> [Work to complete]: The records below are split into lines. How many of those lines contain the string "name"? Reply with the number only.

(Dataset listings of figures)
——————

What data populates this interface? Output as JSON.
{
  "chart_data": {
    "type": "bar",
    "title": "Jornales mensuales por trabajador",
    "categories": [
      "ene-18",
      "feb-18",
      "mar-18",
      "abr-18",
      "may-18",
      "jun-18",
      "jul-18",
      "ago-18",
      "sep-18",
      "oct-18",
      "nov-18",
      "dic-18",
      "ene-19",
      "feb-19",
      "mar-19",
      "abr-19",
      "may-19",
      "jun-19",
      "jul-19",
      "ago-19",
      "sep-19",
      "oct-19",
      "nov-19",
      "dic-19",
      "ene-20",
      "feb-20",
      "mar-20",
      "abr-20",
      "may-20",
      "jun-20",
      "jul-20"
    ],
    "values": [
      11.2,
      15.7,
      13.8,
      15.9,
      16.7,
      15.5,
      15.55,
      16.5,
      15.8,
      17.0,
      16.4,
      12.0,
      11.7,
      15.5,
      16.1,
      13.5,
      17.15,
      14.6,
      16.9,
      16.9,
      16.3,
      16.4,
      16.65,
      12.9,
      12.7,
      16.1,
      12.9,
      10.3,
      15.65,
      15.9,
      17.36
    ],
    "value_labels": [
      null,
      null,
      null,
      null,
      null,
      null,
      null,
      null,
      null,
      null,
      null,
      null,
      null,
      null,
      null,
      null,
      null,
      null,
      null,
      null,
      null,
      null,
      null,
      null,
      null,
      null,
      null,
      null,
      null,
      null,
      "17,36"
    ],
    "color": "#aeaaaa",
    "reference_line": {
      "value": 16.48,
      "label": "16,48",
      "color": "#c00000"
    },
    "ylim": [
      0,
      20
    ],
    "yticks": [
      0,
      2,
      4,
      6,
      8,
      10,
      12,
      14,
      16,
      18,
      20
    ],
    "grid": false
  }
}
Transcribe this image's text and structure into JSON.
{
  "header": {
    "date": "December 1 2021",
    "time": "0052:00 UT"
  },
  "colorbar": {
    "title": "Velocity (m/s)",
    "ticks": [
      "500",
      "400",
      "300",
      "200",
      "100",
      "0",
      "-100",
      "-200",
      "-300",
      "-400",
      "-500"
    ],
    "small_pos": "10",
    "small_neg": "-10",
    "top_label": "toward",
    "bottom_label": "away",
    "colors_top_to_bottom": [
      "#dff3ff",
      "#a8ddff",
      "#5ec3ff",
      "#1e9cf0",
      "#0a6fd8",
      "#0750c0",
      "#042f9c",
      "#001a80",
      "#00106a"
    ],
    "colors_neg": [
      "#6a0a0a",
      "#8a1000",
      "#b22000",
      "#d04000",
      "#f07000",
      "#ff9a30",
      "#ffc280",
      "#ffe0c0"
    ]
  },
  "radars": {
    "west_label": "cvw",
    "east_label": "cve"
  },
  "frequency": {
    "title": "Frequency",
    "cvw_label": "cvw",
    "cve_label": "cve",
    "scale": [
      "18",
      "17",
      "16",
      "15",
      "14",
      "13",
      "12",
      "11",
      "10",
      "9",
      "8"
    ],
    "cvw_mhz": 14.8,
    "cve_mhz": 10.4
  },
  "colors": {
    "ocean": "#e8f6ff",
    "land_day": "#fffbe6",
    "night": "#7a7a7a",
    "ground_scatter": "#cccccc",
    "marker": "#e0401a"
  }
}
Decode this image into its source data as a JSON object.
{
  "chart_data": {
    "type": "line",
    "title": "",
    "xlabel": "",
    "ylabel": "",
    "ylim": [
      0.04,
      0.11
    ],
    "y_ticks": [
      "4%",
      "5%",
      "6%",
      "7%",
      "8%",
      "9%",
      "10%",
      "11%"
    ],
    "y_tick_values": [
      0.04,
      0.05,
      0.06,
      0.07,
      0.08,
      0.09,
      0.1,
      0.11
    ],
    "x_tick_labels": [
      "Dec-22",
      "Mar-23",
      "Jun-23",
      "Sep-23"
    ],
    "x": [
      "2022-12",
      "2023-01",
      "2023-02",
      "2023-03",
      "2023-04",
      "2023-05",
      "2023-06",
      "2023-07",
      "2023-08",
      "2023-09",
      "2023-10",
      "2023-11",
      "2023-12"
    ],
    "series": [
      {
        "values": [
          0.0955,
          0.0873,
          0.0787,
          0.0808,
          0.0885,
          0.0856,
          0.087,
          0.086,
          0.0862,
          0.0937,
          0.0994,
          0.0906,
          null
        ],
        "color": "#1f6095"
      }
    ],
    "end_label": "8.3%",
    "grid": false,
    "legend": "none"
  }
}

——————

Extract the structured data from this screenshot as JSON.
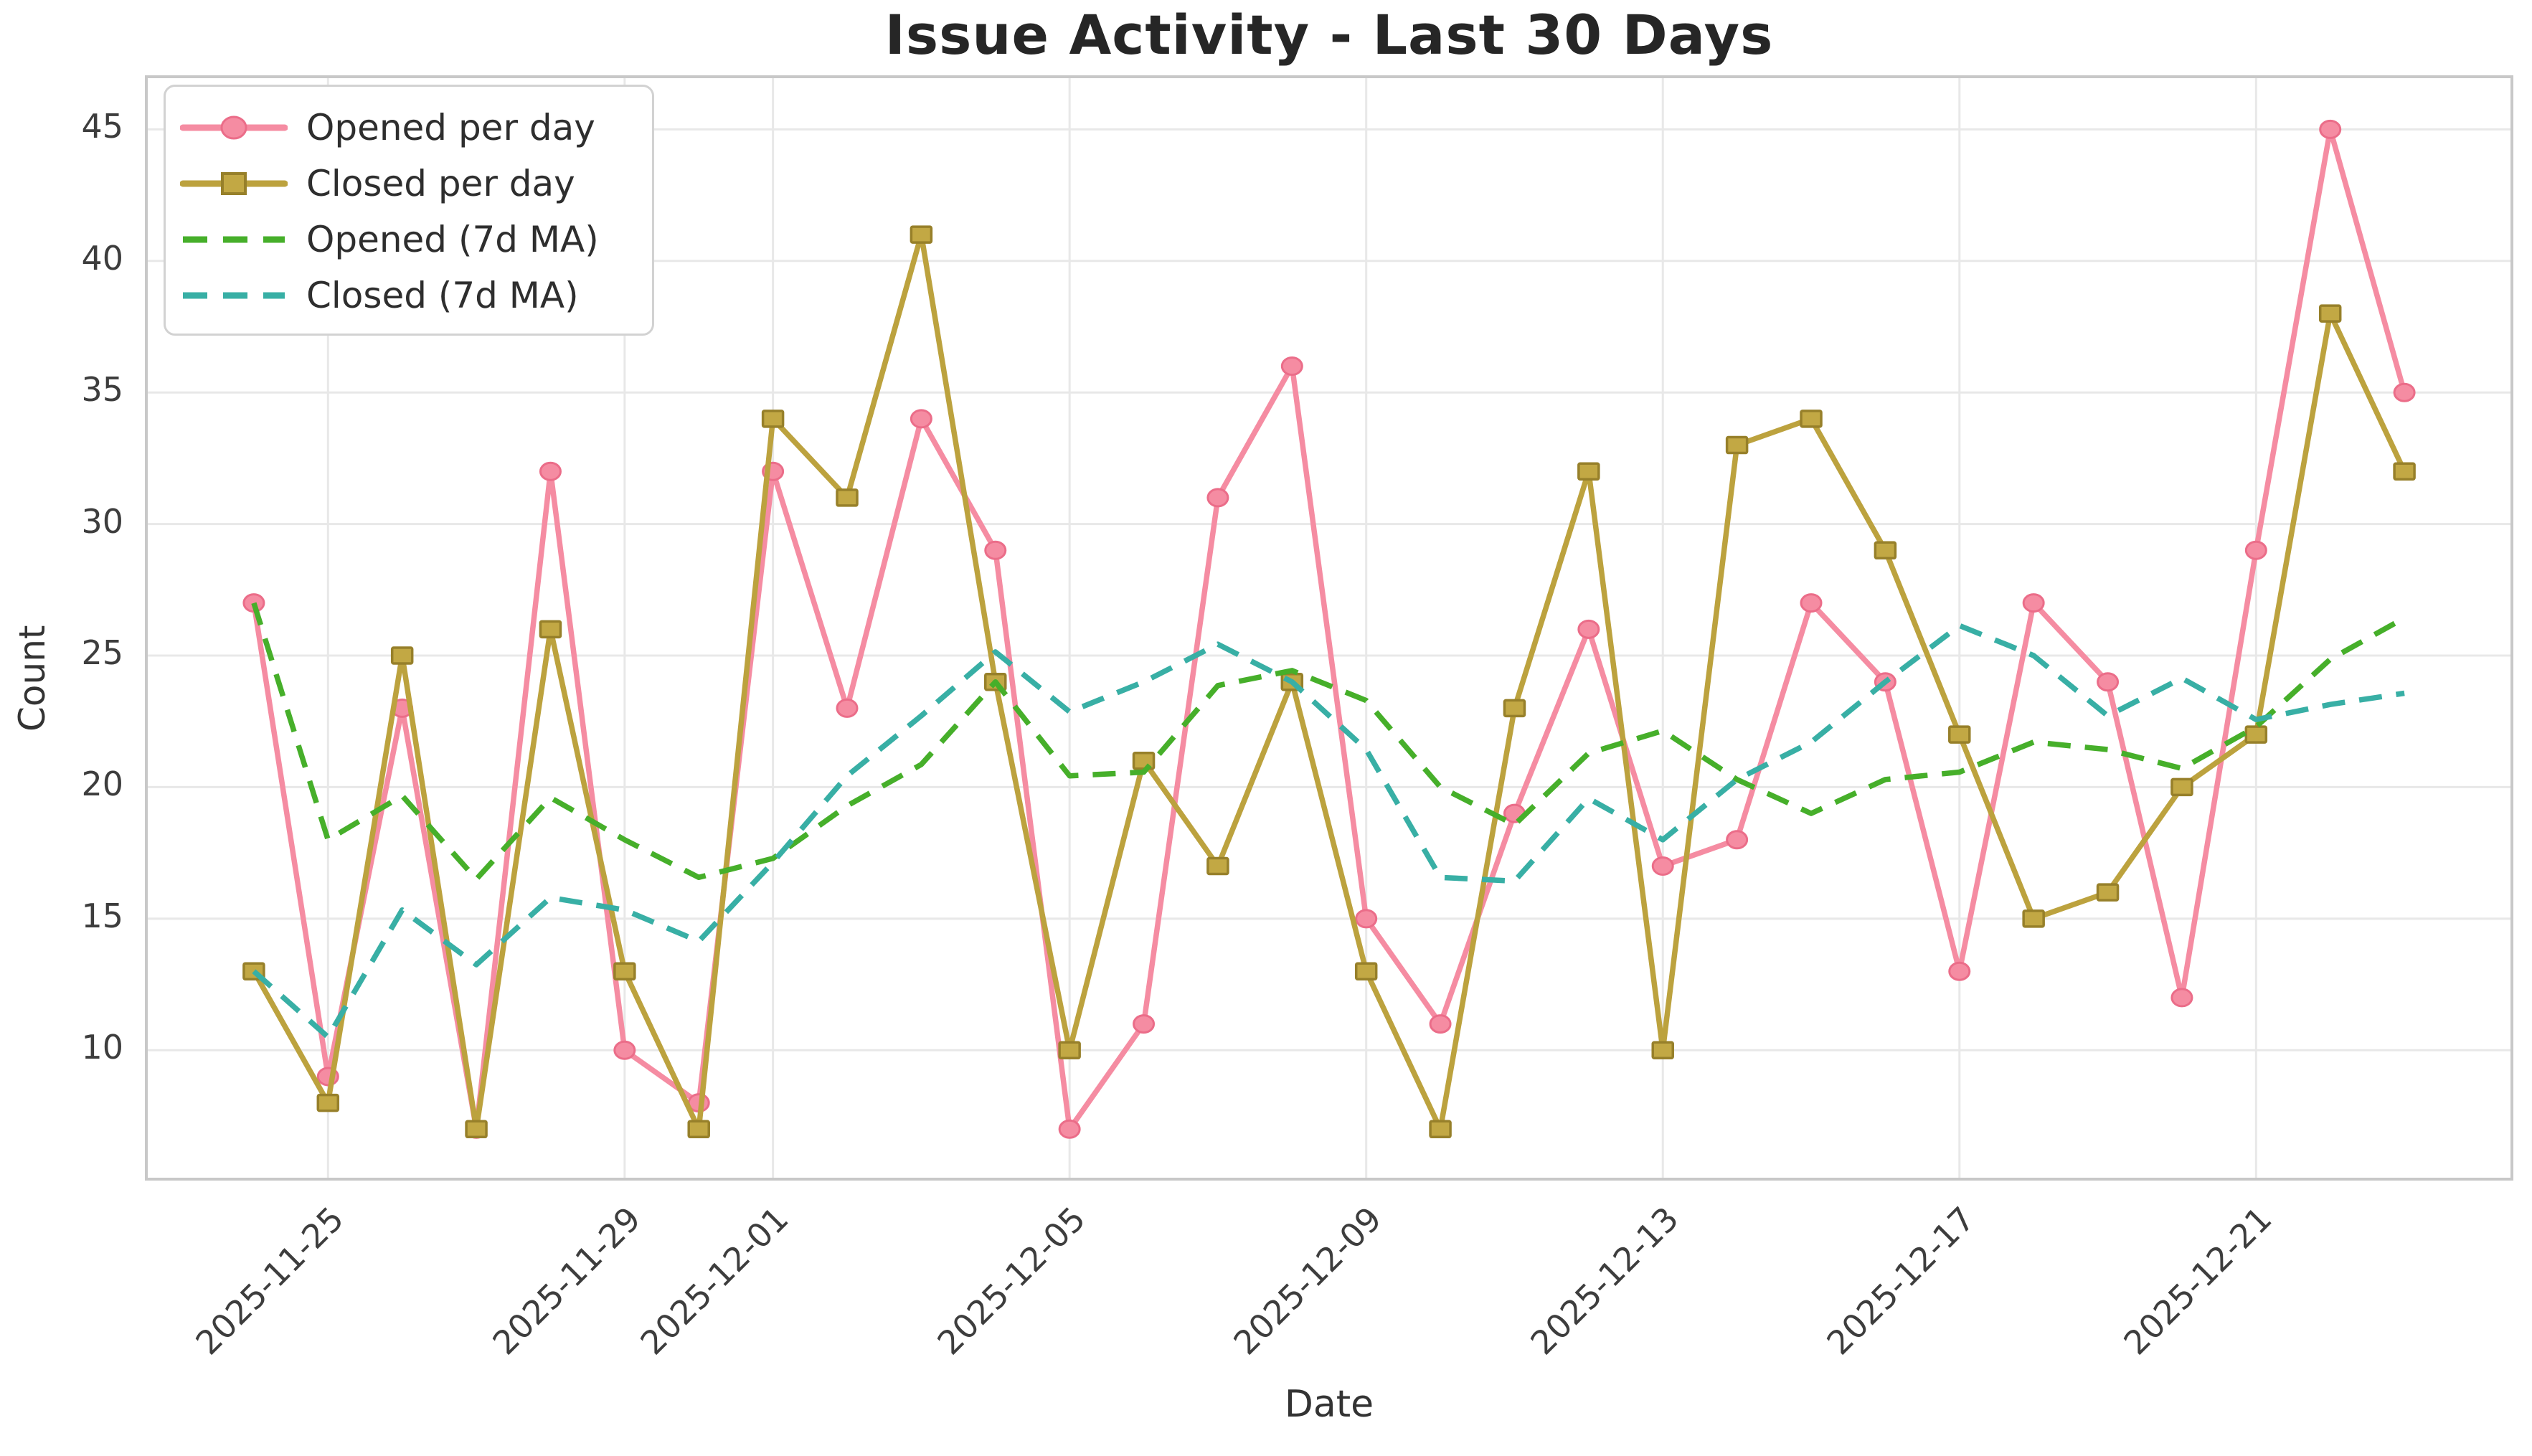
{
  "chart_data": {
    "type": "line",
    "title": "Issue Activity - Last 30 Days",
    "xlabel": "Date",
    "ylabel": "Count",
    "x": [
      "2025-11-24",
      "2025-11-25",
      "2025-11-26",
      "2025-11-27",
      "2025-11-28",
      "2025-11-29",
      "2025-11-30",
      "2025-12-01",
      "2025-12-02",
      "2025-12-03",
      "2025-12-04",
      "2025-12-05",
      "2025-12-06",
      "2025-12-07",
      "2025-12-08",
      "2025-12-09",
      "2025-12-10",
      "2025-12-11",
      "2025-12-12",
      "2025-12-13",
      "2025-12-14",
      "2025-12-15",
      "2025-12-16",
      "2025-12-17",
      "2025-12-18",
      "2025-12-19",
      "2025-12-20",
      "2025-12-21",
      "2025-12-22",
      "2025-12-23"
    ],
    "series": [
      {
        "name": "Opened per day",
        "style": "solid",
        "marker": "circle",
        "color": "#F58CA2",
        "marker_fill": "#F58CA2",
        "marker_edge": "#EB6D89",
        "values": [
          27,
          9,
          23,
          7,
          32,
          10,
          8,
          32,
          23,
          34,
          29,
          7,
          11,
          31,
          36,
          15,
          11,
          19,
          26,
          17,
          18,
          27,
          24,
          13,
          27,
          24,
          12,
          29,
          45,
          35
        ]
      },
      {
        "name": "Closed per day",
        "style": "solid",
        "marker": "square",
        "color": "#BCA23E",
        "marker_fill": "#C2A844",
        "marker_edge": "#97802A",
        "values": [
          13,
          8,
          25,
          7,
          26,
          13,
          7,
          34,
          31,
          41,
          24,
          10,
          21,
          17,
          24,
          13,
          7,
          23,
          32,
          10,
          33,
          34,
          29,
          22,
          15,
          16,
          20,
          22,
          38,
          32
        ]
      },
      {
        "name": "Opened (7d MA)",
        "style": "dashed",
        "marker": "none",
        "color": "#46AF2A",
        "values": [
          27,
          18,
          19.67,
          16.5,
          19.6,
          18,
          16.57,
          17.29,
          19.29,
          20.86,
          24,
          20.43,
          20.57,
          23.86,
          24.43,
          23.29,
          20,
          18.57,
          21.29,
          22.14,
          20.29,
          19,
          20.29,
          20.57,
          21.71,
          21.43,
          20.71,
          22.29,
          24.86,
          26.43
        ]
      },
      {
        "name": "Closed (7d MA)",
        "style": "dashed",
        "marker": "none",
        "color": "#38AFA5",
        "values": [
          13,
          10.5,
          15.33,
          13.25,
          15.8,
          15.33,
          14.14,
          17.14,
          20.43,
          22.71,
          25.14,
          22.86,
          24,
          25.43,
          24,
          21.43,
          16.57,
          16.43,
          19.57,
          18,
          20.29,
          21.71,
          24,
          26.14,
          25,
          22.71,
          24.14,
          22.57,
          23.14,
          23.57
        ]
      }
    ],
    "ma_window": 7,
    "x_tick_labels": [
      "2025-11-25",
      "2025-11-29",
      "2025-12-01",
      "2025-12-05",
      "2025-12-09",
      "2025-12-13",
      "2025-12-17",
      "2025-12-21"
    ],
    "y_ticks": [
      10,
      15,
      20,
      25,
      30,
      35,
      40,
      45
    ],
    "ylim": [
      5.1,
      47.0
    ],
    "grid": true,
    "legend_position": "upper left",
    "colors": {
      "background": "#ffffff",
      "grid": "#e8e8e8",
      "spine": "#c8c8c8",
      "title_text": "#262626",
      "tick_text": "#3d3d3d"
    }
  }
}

——————

> [Response to the task]: 4